-- Start RECORDS PROVIDED --
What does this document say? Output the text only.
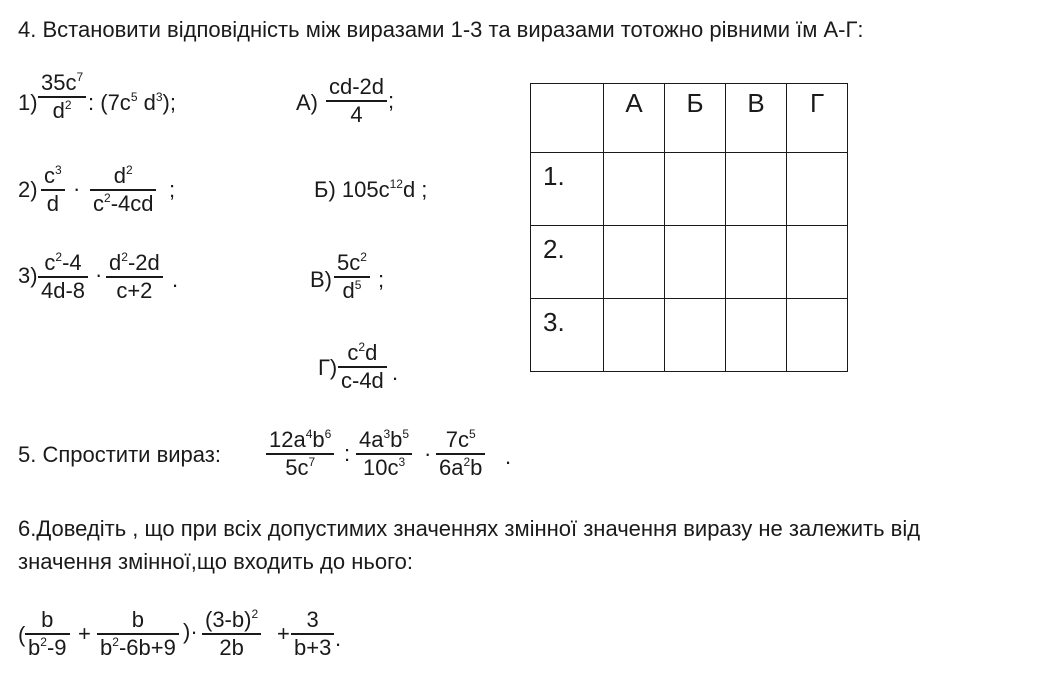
4. Встановити відповідність між виразами 1-3 та виразами тотожно рівними їм А-Г:
1)
$35c^7$
$d^2$ : ($7c^5$ $d^3$);
2)
$c^3$
d
·
$d^2$
$c^2-4cd$
;
3)
$c^2-4$
4d-8
· $d^2-2d$
c+2 .
А)
cd-2d
4
;
Б) $105c^{12}d$ ;
В)
$5c^2$
$d^5$ ;
Г)
$c^2d$
c-4d .
	А	Б	В	Г
1.				
2.				
3.				
5. Спростити вираз:
$12a^4b^6$
$5c^7$ :
$4a^3b^5$
$10c^3$ ·
$7c^5$
$6a^2b$ .
6.Доведіть , що при всіх допустимих значеннях змінної значення виразу не залежить від
значення змінної,що входить до нього:
(
b
$b^2-9$
+
b
$b^2-6b+9$
)· $(3-b)^2$
2b
+
3
b+3 .
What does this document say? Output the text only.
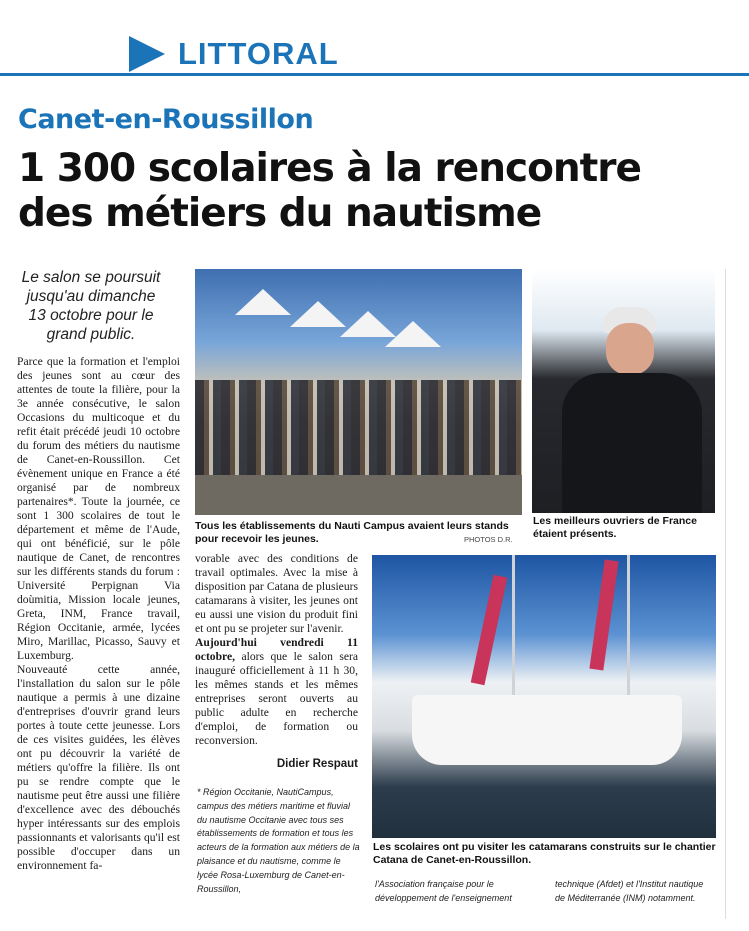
LITTORAL
Canet-en-Roussillon
1 300 scolaires à la rencontre
des métiers du nautisme
Le salon se poursuit jusqu'au dimanche 13 octobre pour le grand public.

Parce que la formation et l'emploi des jeunes sont au cœur des attentes de toute la filière, pour la 3e année consécutive, le salon Occasions du multicoque et du refit était précédé jeudi 10 octobre du forum des métiers du nautisme de Canet-en-Roussillon. Cet évènement unique en France a été organisé par de nombreux partenaires*. Toute la journée, ce sont 1 300 scolaires de tout le département et même de l'Aude, qui ont bénéficié, sur le pôle nautique de Canet, de rencontres sur les différents stands du forum : Université Perpignan Via doùmitia, Mission locale jeunes, Greta, INM, France travail, Région Occitanie, armée, lycées Miro, Marillac, Picasso, Sauvy et Luxemburg.

Nouveauté cette année, l'installation du salon sur le pôle nautique a permis à une dizaine d'entreprises d'ouvrir grand leurs portes à toute cette jeunesse. Lors de ces visites guidées, les élèves ont pu découvrir la variété de métiers qu'offre la filière. Ils ont pu se rendre compte que le nautisme peut être aussi une filière d'excellence avec des débouchés hyper intéressants sur des emplois passionnants et valorisants qu'il est possible d'occuper dans un environnement fa-

Tous les établissements du Nauti Campus avaient leurs stands pour recevoir les jeunes.	PHOTOS D.R.
Les meilleurs ouvriers de France étaient présents.

vorable avec des conditions de travail optimales. Avec la mise à disposition par Catana de plusieurs catamarans à visiter, les jeunes ont eu aussi une vision du produit fini et ont pu se projeter sur l'avenir.

Aujourd'hui vendredi 11 octobre, alors que le salon sera inauguré officiellement à 11 h 30, les mêmes stands et les mêmes entreprises seront ouverts au public adulte en recherche d'emploi, de formation ou reconversion.

Didier Respaut
Les scolaires ont pu visiter les catamarans construits sur le chantier Catana de Canet-en-Roussillon.
* Région Occitanie, NautiCampus, campus des métiers maritime et fluvial du nautisme Occitanie avec tous ses établissements de formation et tous les acteurs de la formation aux métiers de la plaisance et du nautisme, comme le lycée Rosa-Luxemburg de Canet-en-Roussillon,	l'Association française pour le développement de l'enseignement
technique (Afdet) et l'Institut nautique de Méditerranée (INM) notamment.
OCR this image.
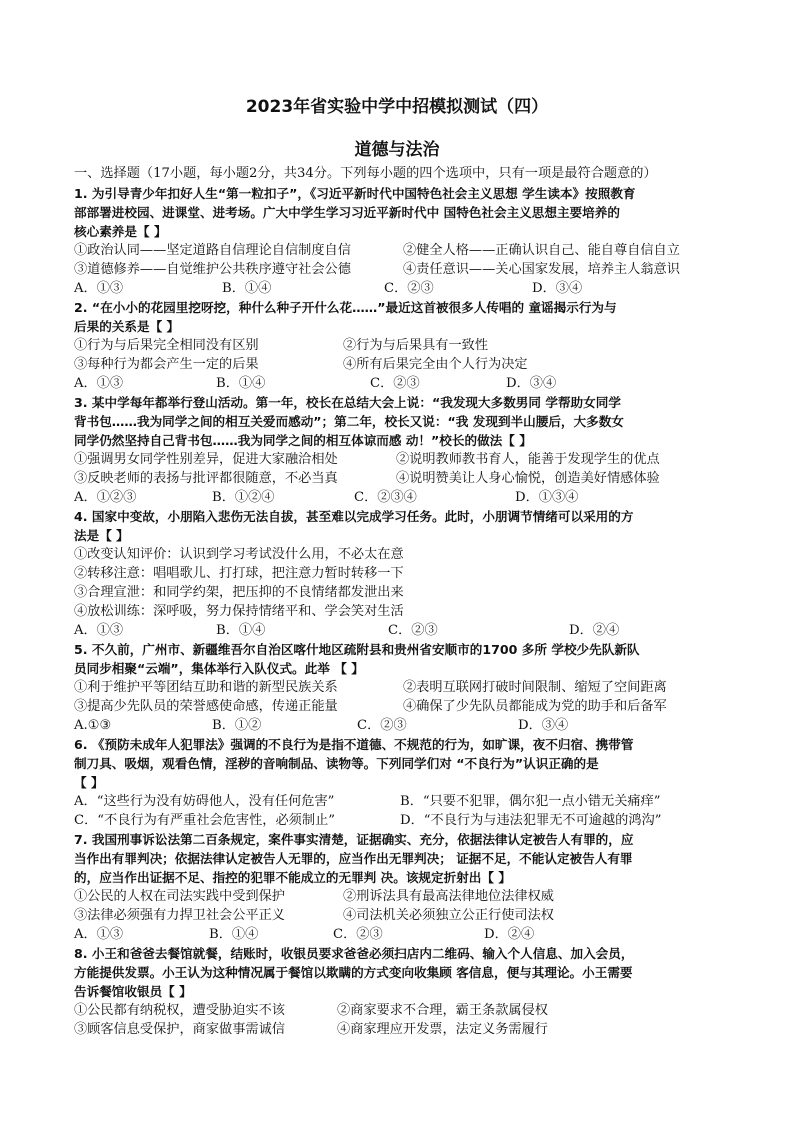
2023年省实验中学中招模拟测试（四）
道德与法治
一、选择题（17小题，每小题2分，共34分。下列每小题的四个选项中，只有一项是最符合题意的）
1. 为引导青少年扣好人生“第一粒扣子”，《习近平新时代中国特色社会主义思想 学生读本》按照教育
部部署进校园、进课堂、进考场。广大中学生学习习近平新时代中 国特色社会主义思想主要培养的
核心素养是【 】
①政治认同——坚定道路自信理论自信制度自信	②健全人格——正确认识自己、能自尊自信自立
③道德修养——自觉维护公共秩序遵守社会公德	④责任意识——关心国家发展，培养主人翁意识
A．①③	B．①④	C．②③	D．③④
2. “在小小的花园里挖呀挖，种什么种子开什么花……”最近这首被很多人传唱的 童谣揭示行为与
后果的关系是【 】
①行为与后果完全相同没有区别	②行为与后果具有一致性
③每种行为都会产生一定的后果	④所有后果完全由个人行为决定
A．①③	B．①④	C．②③	D．③④
3. 某中学每年都举行登山活动。第一年，校长在总结大会上说：“我发现大多数男同 学帮助女同学
背书包……我为同学之间的相互关爱而感动”；第二年，校长又说：“我 发现到半山腰后，大多数女
同学仍然坚持自己背书包……我为同学之间的相互体谅而感 动！”校长的做法【 】
①强调男女同学性别差异，促进大家融洽相处	②说明教师教书育人，能善于发现学生的优点
③反映老师的表扬与批评都很随意，不必当真	④说明赞美让人身心愉悦，创造美好情感体验
A．①②③	B．①②④	C．②③④	D．①③④
4. 国家中变故，小朋陷入悲伤无法自拔，甚至难以完成学习任务。此时，小朋调节情绪可以采用的方
法是【 】
①改变认知评价：认识到学习考试没什么用，不必太在意
②转移注意：唱唱歌儿、打打球，把注意力暂时转移一下
③合理宣泄：和同学约架，把压抑的不良情绪都发泄出来
④放松训练：深呼吸，努力保持情绪平和、学会笑对生活
A．①③	B．①④	C．②③	D．②④
5. 不久前，广州市、新疆维吾尔自治区喀什地区疏附县和贵州省安顺市的1700 多所 学校少先队新队
员同步相聚“云端”，集体举行入队仪式。此举 【 】
①利于维护平等团结互助和谐的新型民族关系	②表明互联网打破时间限制、缩短了空间距离
③提高少先队员的荣誉感使命感，传递正能量	④确保了少先队员都能成为党的助手和后备军
A.①③	B．①②	C．②③	D．③④
6. 《预防未成年人犯罪法》强调的不良行为是指不道德、不规范的行为，如旷课，夜不归宿、携带管
制刀具、吸烟，观看色情，淫秽的音响制品、读物等。下列同学们对 “不良行为”认识正确的是
【 】
A．“这些行为没有妨碍他人，没有任何危害”	B．“只要不犯罪，偶尔犯一点小错无关痛痒”
C．“不良行为有严重社会危害性，必须制止”	D．“不良行为与违法犯罪无不可逾越的鸿沟”
7. 我国刑事诉讼法第二百条规定，案件事实清楚，证据确实、充分，依据法律认定被告人有罪的，应
当作出有罪判决；依据法律认定被告人无罪的，应当作出无罪判决； 证据不足，不能认定被告人有罪
的，应当作出证据不足、指控的犯罪不能成立的无罪判 决。该规定折射出【 】
①公民的人权在司法实践中受到保护	②刑诉法具有最高法律地位法律权威
③法律必须强有力捍卫社会公平正义	④司法机关必须独立公正行使司法权
A．①③	B．①④	C．②③	D．②④
8. 小王和爸爸去餐馆就餐，结账时，收银员要求爸爸必须扫店内二维码、输入个人信息、加入会员，
方能提供发票。小王认为这种情况属于餐馆以欺瞒的方式变向收集顾 客信息，便与其理论。小王需要
告诉餐馆收银员【 】
①公民都有纳税权，遭受胁迫实不该	②商家要求不合理，霸王条款属侵权
③顾客信息受保护，商家做事需诚信	④商家理应开发票，法定义务需履行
-- End RECORDS PROVIDED --
THE REQUEST:
Each line of the material must be retyped exactly, except that images are omitted.

CORRECT ANSWER:
What does this document say? Output the text only.
4. Встановити відповідність між виразами 1-3 та виразами тотожно рівними їм А-Г:
1)
$35c^7$
$d^2$ : ($7c^5$ $d^3$);
2)
$c^3$
d
·
$d^2$
$c^2-4cd$
;
3)
$c^2-4$
4d-8
· $d^2-2d$
c+2 .
А)
cd-2d
4
;
Б) $105c^{12}d$ ;
В)
$5c^2$
$d^5$ ;
Г)
$c^2d$
c-4d .
	А	Б	В	Г
1.				
2.				
3.				
5. Спростити вираз:
$12a^4b^6$
$5c^7$ :
$4a^3b^5$
$10c^3$ ·
$7c^5$
$6a^2b$ .
6.Доведіть , що при всіх допустимих значеннях змінної значення виразу не залежить від
значення змінної,що входить до нього:
(
b
$b^2-9$
+
b
$b^2-6b+9$
)· $(3-b)^2$
2b
+
3
b+3 .
What does this document say? Output the text only.
LITTORAL
Canet-en-Roussillon
1 300 scolaires à la rencontre
des métiers du nautisme
Le salon se poursuit jusqu'au dimanche 13 octobre pour le grand public.

Parce que la formation et l'emploi des jeunes sont au cœur des attentes de toute la filière, pour la 3e année consécutive, le salon Occasions du multicoque et du refit était précédé jeudi 10 octobre du forum des métiers du nautisme de Canet-en-Roussillon. Cet évènement unique en France a été organisé par de nombreux partenaires*. Toute la journée, ce sont 1 300 scolaires de tout le département et même de l'Aude, qui ont bénéficié, sur le pôle nautique de Canet, de rencontres sur les différents stands du forum : Université Perpignan Via doùmitia, Mission locale jeunes, Greta, INM, France travail, Région Occitanie, armée, lycées Miro, Marillac, Picasso, Sauvy et Luxemburg.

Nouveauté cette année, l'installation du salon sur le pôle nautique a permis à une dizaine d'entreprises d'ouvrir grand leurs portes à toute cette jeunesse. Lors de ces visites guidées, les élèves ont pu découvrir la variété de métiers qu'offre la filière. Ils ont pu se rendre compte que le nautisme peut être aussi une filière d'excellence avec des débouchés hyper intéressants sur des emplois passionnants et valorisants qu'il est possible d'occuper dans un environnement fa-

Tous les établissements du Nauti Campus avaient leurs stands pour recevoir les jeunes.	PHOTOS D.R.
Les meilleurs ouvriers de France étaient présents.

vorable avec des conditions de travail optimales. Avec la mise à disposition par Catana de plusieurs catamarans à visiter, les jeunes ont eu aussi une vision du produit fini et ont pu se projeter sur l'avenir.

Aujourd'hui vendredi 11 octobre, alors que le salon sera inauguré officiellement à 11 h 30, les mêmes stands et les mêmes entreprises seront ouverts au public adulte en recherche d'emploi, de formation ou reconversion.

Didier Respaut
Les scolaires ont pu visiter les catamarans construits sur le chantier Catana de Canet-en-Roussillon.
* Région Occitanie, NautiCampus, campus des métiers maritime et fluvial du nautisme Occitanie avec tous ses établissements de formation et tous les acteurs de la formation aux métiers de la plaisance et du nautisme, comme le lycée Rosa-Luxemburg de Canet-en-Roussillon,	l'Association française pour le développement de l'enseignement
technique (Afdet) et l'Institut nautique de Méditerranée (INM) notamment.
OCR this image.
2023年省实验中学中招模拟测试（四）
道德与法治
一、选择题（17小题，每小题2分，共34分。下列每小题的四个选项中，只有一项是最符合题意的）
1. 为引导青少年扣好人生“第一粒扣子”，《习近平新时代中国特色社会主义思想 学生读本》按照教育
部部署进校园、进课堂、进考场。广大中学生学习习近平新时代中 国特色社会主义思想主要培养的
核心素养是【 】
①政治认同——坚定道路自信理论自信制度自信	②健全人格——正确认识自己、能自尊自信自立
③道德修养——自觉维护公共秩序遵守社会公德	④责任意识——关心国家发展，培养主人翁意识
A．①③	B．①④	C．②③	D．③④
2. “在小小的花园里挖呀挖，种什么种子开什么花……”最近这首被很多人传唱的 童谣揭示行为与
后果的关系是【 】
①行为与后果完全相同没有区别	②行为与后果具有一致性
③每种行为都会产生一定的后果	④所有后果完全由个人行为决定
A．①③	B．①④	C．②③	D．③④
3. 某中学每年都举行登山活动。第一年，校长在总结大会上说：“我发现大多数男同 学帮助女同学
背书包……我为同学之间的相互关爱而感动”；第二年，校长又说：“我 发现到半山腰后，大多数女
同学仍然坚持自己背书包……我为同学之间的相互体谅而感 动！”校长的做法【 】
①强调男女同学性别差异，促进大家融洽相处	②说明教师教书育人，能善于发现学生的优点
③反映老师的表扬与批评都很随意，不必当真	④说明赞美让人身心愉悦，创造美好情感体验
A．①②③	B．①②④	C．②③④	D．①③④
4. 国家中变故，小朋陷入悲伤无法自拔，甚至难以完成学习任务。此时，小朋调节情绪可以采用的方
法是【 】
①改变认知评价：认识到学习考试没什么用，不必太在意
②转移注意：唱唱歌儿、打打球，把注意力暂时转移一下
③合理宣泄：和同学约架，把压抑的不良情绪都发泄出来
④放松训练：深呼吸，努力保持情绪平和、学会笑对生活
A．①③	B．①④	C．②③	D．②④
5. 不久前，广州市、新疆维吾尔自治区喀什地区疏附县和贵州省安顺市的1700 多所 学校少先队新队
员同步相聚“云端”，集体举行入队仪式。此举 【 】
①利于维护平等团结互助和谐的新型民族关系	②表明互联网打破时间限制、缩短了空间距离
③提高少先队员的荣誉感使命感，传递正能量	④确保了少先队员都能成为党的助手和后备军
A.①③	B．①②	C．②③	D．③④
6. 《预防未成年人犯罪法》强调的不良行为是指不道德、不规范的行为，如旷课，夜不归宿、携带管
制刀具、吸烟，观看色情，淫秽的音响制品、读物等。下列同学们对 “不良行为”认识正确的是
【 】
A．“这些行为没有妨碍他人，没有任何危害”	B．“只要不犯罪，偶尔犯一点小错无关痛痒”
C．“不良行为有严重社会危害性，必须制止”	D．“不良行为与违法犯罪无不可逾越的鸿沟”
7. 我国刑事诉讼法第二百条规定，案件事实清楚，证据确实、充分，依据法律认定被告人有罪的，应
当作出有罪判决；依据法律认定被告人无罪的，应当作出无罪判决； 证据不足，不能认定被告人有罪
的，应当作出证据不足、指控的犯罪不能成立的无罪判 决。该规定折射出【 】
①公民的人权在司法实践中受到保护	②刑诉法具有最高法律地位法律权威
③法律必须强有力捍卫社会公平正义	④司法机关必须独立公正行使司法权
A．①③	B．①④	C．②③	D．②④
8. 小王和爸爸去餐馆就餐，结账时，收银员要求爸爸必须扫店内二维码、输入个人信息、加入会员，
方能提供发票。小王认为这种情况属于餐馆以欺瞒的方式变向收集顾 客信息，便与其理论。小王需要
告诉餐馆收银员【 】
①公民都有纳税权，遭受胁迫实不该	②商家要求不合理，霸王条款属侵权
③顾客信息受保护，商家做事需诚信	④商家理应开发票，法定义务需履行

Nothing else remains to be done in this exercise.